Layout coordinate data
- - - -

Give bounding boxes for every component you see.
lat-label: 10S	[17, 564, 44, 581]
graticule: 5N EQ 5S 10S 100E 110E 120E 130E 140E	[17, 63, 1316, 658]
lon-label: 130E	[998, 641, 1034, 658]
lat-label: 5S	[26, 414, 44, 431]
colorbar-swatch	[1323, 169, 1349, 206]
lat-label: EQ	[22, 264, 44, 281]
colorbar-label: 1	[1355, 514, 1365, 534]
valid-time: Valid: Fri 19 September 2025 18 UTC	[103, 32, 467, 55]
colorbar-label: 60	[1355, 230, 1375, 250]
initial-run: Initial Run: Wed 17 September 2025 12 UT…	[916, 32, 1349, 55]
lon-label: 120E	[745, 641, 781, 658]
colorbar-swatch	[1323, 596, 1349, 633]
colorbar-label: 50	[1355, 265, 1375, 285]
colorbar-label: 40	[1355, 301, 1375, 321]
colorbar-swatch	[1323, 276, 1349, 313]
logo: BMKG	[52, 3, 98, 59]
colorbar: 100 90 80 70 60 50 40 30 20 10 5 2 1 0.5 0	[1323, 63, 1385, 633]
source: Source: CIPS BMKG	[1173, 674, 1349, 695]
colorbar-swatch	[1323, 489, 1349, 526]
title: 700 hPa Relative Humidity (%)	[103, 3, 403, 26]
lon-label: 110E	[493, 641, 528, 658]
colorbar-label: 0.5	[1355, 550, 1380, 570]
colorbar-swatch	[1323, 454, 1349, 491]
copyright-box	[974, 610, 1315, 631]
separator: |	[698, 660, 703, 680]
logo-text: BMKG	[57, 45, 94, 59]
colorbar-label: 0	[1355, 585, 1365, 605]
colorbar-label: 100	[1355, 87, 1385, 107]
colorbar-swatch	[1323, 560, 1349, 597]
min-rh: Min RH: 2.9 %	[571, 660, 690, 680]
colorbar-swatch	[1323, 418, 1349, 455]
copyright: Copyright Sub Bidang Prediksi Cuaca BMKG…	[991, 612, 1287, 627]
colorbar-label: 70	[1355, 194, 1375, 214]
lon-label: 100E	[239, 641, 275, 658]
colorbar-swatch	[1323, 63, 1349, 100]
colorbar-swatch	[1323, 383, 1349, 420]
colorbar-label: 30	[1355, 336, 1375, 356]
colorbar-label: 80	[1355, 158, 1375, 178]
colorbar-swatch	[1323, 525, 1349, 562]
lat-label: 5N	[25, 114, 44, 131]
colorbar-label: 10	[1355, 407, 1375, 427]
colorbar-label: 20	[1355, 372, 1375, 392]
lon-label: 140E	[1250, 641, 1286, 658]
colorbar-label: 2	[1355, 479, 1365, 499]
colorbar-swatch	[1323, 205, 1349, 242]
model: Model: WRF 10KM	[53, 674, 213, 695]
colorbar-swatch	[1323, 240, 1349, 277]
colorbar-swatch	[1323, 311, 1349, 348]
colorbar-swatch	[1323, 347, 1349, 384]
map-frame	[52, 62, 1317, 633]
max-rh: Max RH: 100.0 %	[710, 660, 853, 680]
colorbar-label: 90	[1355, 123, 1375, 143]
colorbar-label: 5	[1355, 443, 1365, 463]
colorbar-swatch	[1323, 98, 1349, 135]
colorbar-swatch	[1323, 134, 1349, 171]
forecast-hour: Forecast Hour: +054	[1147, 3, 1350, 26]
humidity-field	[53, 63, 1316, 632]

- - - -

*Brief*
Copy out the data above line for line, with no changes.

*Exercise solution*
Give bounding boxes for every component you see.
lat-label: 10S	[17, 564, 44, 581]
graticule: 5N EQ 5S 10S 100E 110E 120E 130E 140E	[17, 63, 1316, 658]
lon-label: 130E	[998, 641, 1034, 658]
lat-label: 5S	[26, 414, 44, 431]
colorbar-swatch	[1323, 169, 1349, 206]
lat-label: EQ	[22, 264, 44, 281]
colorbar-label: 1	[1355, 514, 1365, 534]
valid-time: Valid: Fri 19 September 2025 18 UTC	[103, 32, 467, 55]
colorbar-label: 60	[1355, 230, 1375, 250]
initial-run: Initial Run: Wed 17 September 2025 12 UT…	[916, 32, 1349, 55]
lon-label: 120E	[745, 641, 781, 658]
colorbar-swatch	[1323, 596, 1349, 633]
colorbar-label: 50	[1355, 265, 1375, 285]
colorbar-label: 40	[1355, 301, 1375, 321]
colorbar-swatch	[1323, 276, 1349, 313]
logo: BMKG	[52, 3, 98, 59]
colorbar: 100 90 80 70 60 50 40 30 20 10 5 2 1 0.5 0	[1323, 63, 1385, 633]
source: Source: CIPS BMKG	[1173, 674, 1349, 695]
colorbar-swatch	[1323, 489, 1349, 526]
title: 700 hPa Relative Humidity (%)	[103, 3, 403, 26]
lon-label: 110E	[493, 641, 528, 658]
colorbar-label: 0.5	[1355, 550, 1380, 570]
colorbar-swatch	[1323, 454, 1349, 491]
copyright-box	[974, 610, 1315, 631]
separator: |	[698, 660, 703, 680]
logo-text: BMKG	[57, 45, 94, 59]
colorbar-label: 0	[1355, 585, 1365, 605]
colorbar-label: 100	[1355, 87, 1385, 107]
colorbar-swatch	[1323, 560, 1349, 597]
min-rh: Min RH: 2.9 %	[571, 660, 690, 680]
colorbar-swatch	[1323, 418, 1349, 455]
copyright: Copyright Sub Bidang Prediksi Cuaca BMKG…	[991, 612, 1287, 627]
colorbar-label: 70	[1355, 194, 1375, 214]
lon-label: 100E	[239, 641, 275, 658]
colorbar-swatch	[1323, 63, 1349, 100]
colorbar-swatch	[1323, 383, 1349, 420]
colorbar-label: 30	[1355, 336, 1375, 356]
colorbar-label: 80	[1355, 158, 1375, 178]
colorbar-swatch	[1323, 525, 1349, 562]
lat-label: 5N	[25, 114, 44, 131]
colorbar-label: 10	[1355, 407, 1375, 427]
colorbar-label: 20	[1355, 372, 1375, 392]
lon-label: 140E	[1250, 641, 1286, 658]
colorbar-label: 2	[1355, 479, 1365, 499]
colorbar-swatch	[1323, 205, 1349, 242]
model: Model: WRF 10KM	[53, 674, 213, 695]
colorbar-swatch	[1323, 240, 1349, 277]
colorbar-swatch	[1323, 311, 1349, 348]
colorbar-swatch	[1323, 347, 1349, 384]
map-frame	[52, 62, 1317, 633]
max-rh: Max RH: 100.0 %	[710, 660, 853, 680]
colorbar-label: 90	[1355, 123, 1375, 143]
colorbar-label: 5	[1355, 443, 1365, 463]
colorbar-swatch	[1323, 98, 1349, 135]
colorbar-swatch	[1323, 134, 1349, 171]
forecast-hour: Forecast Hour: +054	[1147, 3, 1350, 26]
humidity-field	[53, 63, 1316, 632]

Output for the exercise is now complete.